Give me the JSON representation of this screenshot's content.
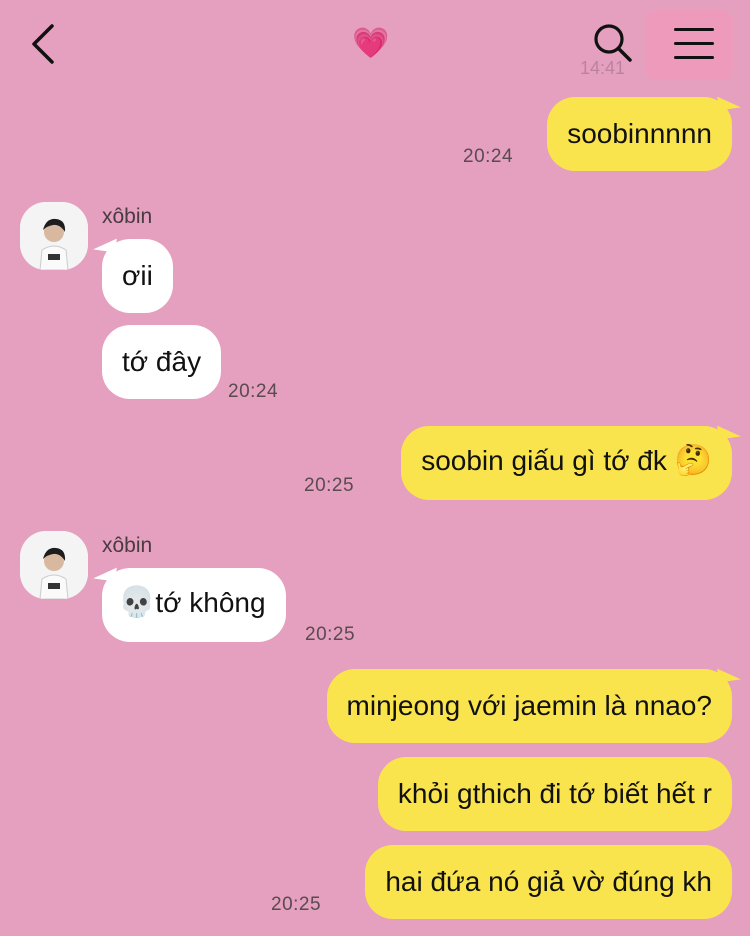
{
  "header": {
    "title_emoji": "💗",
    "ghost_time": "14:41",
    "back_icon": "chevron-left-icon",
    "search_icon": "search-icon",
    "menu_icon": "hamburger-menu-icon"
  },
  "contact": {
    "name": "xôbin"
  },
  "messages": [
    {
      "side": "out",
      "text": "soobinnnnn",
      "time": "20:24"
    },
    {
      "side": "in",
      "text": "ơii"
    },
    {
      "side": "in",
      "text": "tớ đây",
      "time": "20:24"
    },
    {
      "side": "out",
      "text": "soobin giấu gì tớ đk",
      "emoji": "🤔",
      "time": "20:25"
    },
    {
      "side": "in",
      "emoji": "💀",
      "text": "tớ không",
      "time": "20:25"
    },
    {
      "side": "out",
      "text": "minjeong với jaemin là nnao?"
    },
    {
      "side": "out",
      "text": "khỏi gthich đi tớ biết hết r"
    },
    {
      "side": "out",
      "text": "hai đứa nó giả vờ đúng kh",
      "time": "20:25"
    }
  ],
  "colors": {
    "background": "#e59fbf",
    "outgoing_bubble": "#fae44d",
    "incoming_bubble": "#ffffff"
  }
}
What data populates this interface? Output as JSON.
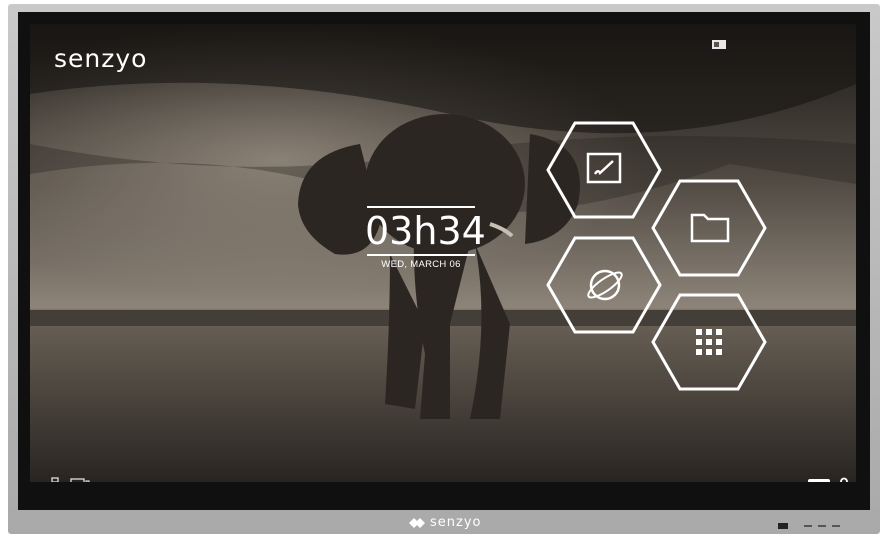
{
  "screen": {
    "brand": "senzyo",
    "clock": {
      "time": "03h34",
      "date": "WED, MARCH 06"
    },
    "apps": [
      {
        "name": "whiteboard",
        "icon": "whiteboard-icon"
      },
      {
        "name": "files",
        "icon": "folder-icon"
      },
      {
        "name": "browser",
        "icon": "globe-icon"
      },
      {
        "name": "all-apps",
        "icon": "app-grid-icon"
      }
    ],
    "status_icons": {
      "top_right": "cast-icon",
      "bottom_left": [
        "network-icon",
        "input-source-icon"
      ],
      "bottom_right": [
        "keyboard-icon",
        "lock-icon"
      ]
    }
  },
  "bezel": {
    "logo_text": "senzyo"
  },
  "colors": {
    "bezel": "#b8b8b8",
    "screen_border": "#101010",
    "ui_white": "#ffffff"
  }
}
* * * *
◆ **Task to carry out**: Can you restate all the records above word for word while dropping the pictures?

◆ **Reply to the task**:
Give me the JSON representation of this screenshot's content.
{
  "header": {
    "title_emoji": "💗",
    "ghost_time": "14:41",
    "back_icon": "chevron-left-icon",
    "search_icon": "search-icon",
    "menu_icon": "hamburger-menu-icon"
  },
  "contact": {
    "name": "xôbin"
  },
  "messages": [
    {
      "side": "out",
      "text": "soobinnnnn",
      "time": "20:24"
    },
    {
      "side": "in",
      "text": "ơii"
    },
    {
      "side": "in",
      "text": "tớ đây",
      "time": "20:24"
    },
    {
      "side": "out",
      "text": "soobin giấu gì tớ đk",
      "emoji": "🤔",
      "time": "20:25"
    },
    {
      "side": "in",
      "emoji": "💀",
      "text": "tớ không",
      "time": "20:25"
    },
    {
      "side": "out",
      "text": "minjeong với jaemin là nnao?"
    },
    {
      "side": "out",
      "text": "khỏi gthich đi tớ biết hết r"
    },
    {
      "side": "out",
      "text": "hai đứa nó giả vờ đúng kh",
      "time": "20:25"
    }
  ],
  "colors": {
    "background": "#e59fbf",
    "outgoing_bubble": "#fae44d",
    "incoming_bubble": "#ffffff"
  }
}
What data populates this interface? Output as JSON.
{
  "screen": {
    "brand": "senzyo",
    "clock": {
      "time": "03h34",
      "date": "WED, MARCH 06"
    },
    "apps": [
      {
        "name": "whiteboard",
        "icon": "whiteboard-icon"
      },
      {
        "name": "files",
        "icon": "folder-icon"
      },
      {
        "name": "browser",
        "icon": "globe-icon"
      },
      {
        "name": "all-apps",
        "icon": "app-grid-icon"
      }
    ],
    "status_icons": {
      "top_right": "cast-icon",
      "bottom_left": [
        "network-icon",
        "input-source-icon"
      ],
      "bottom_right": [
        "keyboard-icon",
        "lock-icon"
      ]
    }
  },
  "bezel": {
    "logo_text": "senzyo"
  },
  "colors": {
    "bezel": "#b8b8b8",
    "screen_border": "#101010",
    "ui_white": "#ffffff"
  }
}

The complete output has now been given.